**REQUIREMENTS**
Count how many lines hold the string "JSON". Answer with that number and nothing more.

**A run of records**
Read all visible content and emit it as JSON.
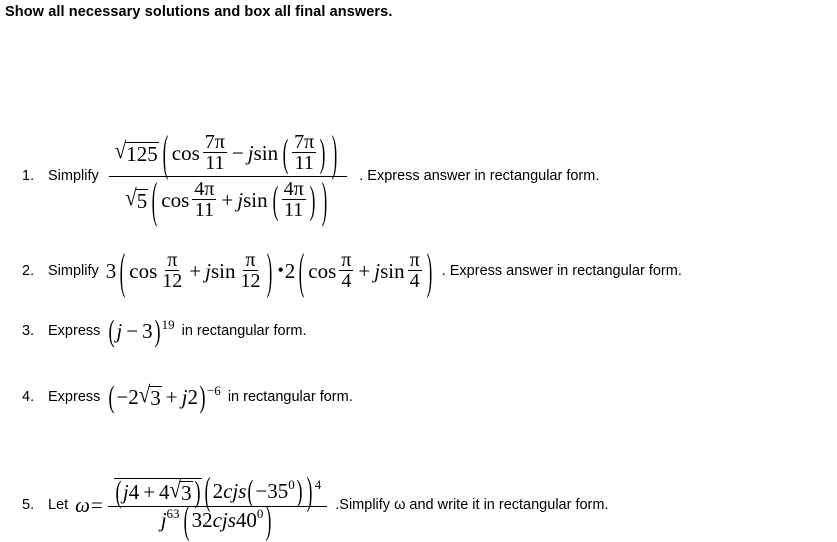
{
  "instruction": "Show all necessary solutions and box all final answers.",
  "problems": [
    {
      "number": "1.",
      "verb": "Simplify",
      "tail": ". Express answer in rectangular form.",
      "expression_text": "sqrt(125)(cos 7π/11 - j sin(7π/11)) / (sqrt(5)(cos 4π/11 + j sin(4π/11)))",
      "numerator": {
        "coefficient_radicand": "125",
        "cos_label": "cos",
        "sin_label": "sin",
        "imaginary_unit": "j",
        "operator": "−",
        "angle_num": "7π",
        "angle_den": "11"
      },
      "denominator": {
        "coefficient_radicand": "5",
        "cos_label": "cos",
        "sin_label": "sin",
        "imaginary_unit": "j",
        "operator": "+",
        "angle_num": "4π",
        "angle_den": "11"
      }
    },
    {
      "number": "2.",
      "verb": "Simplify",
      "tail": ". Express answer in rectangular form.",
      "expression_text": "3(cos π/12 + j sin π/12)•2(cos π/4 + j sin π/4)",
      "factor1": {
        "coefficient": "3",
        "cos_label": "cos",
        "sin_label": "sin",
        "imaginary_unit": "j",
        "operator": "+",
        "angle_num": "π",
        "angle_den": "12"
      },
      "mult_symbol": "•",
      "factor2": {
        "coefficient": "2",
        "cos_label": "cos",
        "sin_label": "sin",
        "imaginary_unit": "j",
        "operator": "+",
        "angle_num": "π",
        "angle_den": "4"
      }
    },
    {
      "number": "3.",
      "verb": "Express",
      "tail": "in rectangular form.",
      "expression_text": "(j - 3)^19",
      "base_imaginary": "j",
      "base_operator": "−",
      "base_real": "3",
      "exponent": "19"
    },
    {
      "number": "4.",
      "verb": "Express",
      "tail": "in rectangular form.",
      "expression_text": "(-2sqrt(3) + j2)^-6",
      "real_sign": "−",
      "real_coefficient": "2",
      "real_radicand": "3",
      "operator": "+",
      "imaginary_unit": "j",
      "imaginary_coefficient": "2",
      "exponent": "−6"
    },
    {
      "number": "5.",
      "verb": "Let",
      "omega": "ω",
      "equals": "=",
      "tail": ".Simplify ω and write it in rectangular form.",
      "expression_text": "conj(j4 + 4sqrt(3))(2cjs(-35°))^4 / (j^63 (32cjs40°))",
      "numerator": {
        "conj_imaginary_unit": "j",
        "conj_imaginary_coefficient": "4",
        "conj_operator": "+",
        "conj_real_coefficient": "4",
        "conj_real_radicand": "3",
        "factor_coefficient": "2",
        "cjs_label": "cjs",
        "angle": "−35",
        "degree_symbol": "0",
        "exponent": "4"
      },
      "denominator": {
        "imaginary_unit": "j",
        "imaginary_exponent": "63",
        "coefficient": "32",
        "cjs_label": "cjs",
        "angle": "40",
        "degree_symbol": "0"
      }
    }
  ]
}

* * *

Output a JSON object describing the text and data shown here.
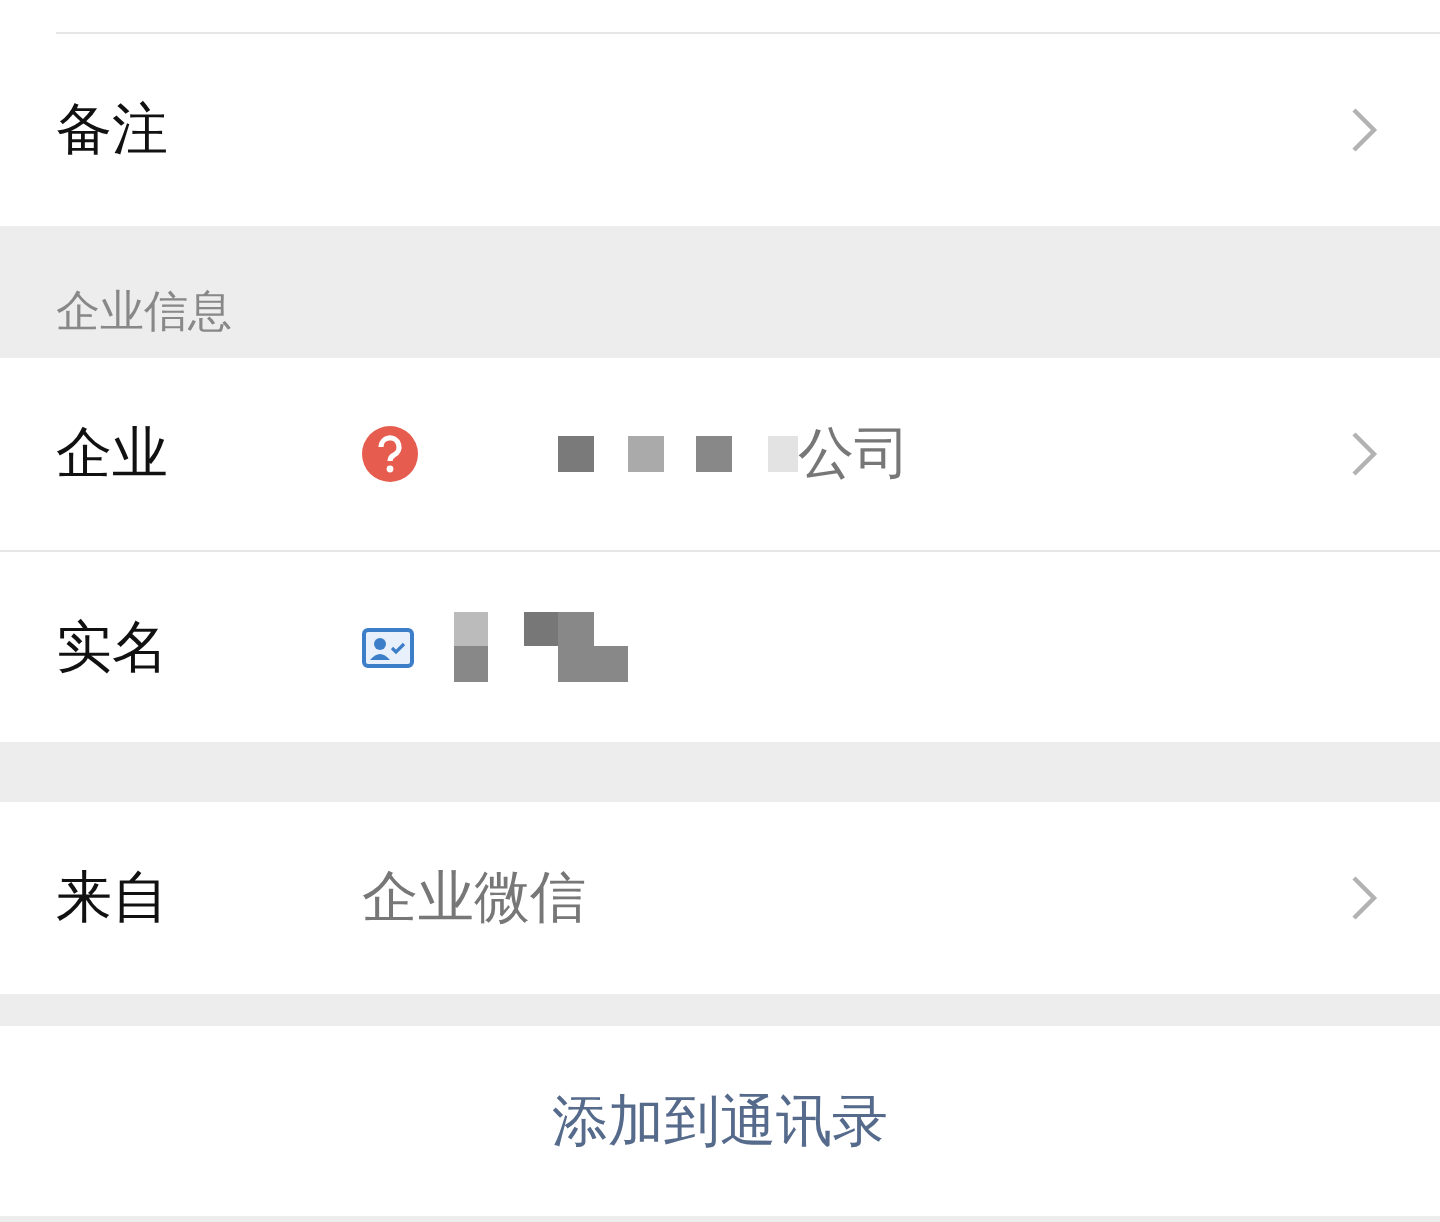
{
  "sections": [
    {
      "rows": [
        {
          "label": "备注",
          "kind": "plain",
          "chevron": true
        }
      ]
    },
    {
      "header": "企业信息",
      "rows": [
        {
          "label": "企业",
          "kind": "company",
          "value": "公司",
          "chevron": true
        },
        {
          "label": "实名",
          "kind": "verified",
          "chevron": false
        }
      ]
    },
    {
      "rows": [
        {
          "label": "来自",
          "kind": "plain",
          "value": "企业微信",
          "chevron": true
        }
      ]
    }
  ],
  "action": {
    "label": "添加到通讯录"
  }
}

**COMPLETE ANSWER**
2